PROBLEM TO SOLVE »
Report how many lines in the records below contain the word "Sichuan". Give only the number.

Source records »
○ ○ ○ ○ ○ ○ ○

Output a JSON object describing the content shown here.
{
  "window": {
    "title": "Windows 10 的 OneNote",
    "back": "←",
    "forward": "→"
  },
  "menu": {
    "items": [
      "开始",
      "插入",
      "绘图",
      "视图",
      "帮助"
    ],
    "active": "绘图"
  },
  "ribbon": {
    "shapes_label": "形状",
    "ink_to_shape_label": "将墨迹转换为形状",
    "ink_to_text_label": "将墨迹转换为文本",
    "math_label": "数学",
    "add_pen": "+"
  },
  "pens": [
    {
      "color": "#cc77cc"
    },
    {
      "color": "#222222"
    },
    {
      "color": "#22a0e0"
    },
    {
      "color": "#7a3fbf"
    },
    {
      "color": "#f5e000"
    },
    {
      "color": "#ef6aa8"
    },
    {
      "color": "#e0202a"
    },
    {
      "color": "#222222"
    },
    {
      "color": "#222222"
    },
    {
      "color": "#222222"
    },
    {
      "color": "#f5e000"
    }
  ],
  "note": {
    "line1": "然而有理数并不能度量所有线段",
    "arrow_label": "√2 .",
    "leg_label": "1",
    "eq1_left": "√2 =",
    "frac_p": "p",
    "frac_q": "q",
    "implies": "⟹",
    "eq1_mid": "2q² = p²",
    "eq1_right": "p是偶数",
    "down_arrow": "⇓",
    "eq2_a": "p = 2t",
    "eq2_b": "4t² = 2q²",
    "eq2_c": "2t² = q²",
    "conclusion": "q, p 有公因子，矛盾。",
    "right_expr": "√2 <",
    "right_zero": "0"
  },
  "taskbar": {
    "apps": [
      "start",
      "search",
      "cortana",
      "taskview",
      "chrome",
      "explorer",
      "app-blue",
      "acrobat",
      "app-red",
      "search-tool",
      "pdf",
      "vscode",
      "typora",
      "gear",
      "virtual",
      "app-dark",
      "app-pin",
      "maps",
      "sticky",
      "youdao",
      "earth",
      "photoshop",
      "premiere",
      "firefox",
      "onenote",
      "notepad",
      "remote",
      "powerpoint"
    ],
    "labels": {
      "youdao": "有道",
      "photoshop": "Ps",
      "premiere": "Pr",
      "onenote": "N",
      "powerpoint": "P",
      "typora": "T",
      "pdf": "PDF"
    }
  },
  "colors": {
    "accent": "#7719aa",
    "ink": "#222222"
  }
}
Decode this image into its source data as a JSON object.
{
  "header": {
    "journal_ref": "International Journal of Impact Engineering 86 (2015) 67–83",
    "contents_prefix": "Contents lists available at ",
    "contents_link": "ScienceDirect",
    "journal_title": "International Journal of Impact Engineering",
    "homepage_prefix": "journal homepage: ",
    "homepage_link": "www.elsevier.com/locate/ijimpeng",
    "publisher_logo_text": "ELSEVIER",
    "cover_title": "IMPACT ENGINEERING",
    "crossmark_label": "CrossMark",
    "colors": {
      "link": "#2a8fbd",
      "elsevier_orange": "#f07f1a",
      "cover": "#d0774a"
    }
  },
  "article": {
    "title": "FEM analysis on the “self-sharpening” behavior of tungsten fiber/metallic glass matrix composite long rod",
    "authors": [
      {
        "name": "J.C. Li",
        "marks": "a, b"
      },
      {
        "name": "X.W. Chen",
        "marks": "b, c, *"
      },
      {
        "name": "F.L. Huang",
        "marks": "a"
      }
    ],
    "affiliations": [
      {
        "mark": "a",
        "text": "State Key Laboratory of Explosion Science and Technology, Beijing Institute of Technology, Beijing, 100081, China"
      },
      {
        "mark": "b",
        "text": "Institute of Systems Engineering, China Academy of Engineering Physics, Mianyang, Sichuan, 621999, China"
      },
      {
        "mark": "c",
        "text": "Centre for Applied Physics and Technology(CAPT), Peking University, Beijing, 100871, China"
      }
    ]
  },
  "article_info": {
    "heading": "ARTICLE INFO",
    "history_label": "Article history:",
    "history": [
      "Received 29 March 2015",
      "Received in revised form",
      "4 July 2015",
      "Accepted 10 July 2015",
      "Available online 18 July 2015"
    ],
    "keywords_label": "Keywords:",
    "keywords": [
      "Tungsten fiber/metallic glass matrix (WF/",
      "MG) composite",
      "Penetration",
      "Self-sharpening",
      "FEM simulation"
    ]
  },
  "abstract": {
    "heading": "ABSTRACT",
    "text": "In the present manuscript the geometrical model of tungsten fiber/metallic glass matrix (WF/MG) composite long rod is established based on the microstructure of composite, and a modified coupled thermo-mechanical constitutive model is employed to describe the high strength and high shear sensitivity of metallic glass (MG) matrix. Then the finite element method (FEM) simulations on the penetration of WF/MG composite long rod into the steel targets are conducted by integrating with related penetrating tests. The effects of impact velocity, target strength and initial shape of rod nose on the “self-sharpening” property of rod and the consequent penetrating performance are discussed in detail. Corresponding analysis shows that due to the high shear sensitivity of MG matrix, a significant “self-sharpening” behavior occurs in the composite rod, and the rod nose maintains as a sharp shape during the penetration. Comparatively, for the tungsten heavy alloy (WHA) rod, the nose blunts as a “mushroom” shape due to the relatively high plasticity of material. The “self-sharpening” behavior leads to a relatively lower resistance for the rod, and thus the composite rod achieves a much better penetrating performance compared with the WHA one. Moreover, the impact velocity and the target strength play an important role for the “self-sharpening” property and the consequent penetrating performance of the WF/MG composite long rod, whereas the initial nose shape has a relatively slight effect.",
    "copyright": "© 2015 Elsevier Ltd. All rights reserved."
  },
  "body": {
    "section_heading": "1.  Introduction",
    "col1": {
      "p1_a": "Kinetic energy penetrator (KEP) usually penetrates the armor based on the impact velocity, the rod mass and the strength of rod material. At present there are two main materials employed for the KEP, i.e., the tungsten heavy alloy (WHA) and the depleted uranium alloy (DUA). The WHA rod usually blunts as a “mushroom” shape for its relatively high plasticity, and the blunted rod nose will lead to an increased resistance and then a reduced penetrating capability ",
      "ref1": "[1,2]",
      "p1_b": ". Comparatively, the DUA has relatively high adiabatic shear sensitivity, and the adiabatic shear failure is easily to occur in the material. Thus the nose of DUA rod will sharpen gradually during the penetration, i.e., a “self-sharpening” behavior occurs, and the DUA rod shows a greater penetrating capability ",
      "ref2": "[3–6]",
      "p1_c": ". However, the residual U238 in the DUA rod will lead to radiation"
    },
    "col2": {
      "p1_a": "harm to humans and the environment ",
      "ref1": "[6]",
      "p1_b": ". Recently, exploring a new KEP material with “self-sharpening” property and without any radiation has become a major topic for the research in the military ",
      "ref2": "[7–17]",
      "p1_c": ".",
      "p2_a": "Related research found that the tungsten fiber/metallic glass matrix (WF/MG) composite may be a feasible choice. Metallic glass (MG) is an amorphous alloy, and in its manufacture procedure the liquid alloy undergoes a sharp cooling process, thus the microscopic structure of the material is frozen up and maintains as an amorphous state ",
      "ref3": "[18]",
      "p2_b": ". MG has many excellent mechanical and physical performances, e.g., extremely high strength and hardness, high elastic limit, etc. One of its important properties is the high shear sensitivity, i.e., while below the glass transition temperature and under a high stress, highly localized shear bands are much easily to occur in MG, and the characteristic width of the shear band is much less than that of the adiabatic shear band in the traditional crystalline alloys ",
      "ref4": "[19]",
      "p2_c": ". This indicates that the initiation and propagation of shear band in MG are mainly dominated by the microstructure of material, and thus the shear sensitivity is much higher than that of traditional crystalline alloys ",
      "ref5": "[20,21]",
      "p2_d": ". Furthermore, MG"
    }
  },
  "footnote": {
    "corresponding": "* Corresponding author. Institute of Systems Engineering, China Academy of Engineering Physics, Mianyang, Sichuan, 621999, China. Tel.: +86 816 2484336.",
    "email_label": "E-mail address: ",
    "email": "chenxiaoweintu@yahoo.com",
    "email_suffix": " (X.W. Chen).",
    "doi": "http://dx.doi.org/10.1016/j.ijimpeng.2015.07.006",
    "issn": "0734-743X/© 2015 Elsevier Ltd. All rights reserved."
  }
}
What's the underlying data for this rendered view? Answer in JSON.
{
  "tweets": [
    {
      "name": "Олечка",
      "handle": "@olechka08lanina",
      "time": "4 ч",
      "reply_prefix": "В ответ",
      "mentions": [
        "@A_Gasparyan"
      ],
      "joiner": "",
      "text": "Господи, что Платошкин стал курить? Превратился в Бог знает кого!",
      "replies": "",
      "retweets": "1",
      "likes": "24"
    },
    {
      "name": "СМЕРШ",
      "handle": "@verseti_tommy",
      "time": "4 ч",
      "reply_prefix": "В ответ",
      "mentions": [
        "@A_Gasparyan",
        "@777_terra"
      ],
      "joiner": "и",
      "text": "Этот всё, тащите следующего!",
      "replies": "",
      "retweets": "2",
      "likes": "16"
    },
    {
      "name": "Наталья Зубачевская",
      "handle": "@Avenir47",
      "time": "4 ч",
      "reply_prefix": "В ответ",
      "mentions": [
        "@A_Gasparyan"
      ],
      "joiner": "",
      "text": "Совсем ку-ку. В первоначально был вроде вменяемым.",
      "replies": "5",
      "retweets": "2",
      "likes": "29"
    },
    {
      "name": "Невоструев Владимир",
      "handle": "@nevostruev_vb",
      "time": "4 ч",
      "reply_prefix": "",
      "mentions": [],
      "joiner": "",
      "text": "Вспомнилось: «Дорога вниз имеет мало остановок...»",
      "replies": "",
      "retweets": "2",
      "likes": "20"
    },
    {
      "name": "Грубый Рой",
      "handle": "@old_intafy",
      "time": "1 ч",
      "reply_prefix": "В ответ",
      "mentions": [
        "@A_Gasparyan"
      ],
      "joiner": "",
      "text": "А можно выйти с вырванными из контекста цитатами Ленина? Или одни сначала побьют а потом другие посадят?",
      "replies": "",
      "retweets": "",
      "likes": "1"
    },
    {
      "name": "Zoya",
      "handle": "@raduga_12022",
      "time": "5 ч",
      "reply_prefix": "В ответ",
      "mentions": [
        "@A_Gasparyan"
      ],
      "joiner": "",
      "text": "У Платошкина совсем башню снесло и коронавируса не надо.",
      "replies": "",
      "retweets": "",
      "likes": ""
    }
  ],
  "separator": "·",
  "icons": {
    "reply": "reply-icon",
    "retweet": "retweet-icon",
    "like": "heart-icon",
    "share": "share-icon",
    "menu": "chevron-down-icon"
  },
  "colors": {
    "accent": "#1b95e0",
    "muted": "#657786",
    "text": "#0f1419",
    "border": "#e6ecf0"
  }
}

○ ○ ○ ○ ○ ○ ○

FULL SOLUTION »
2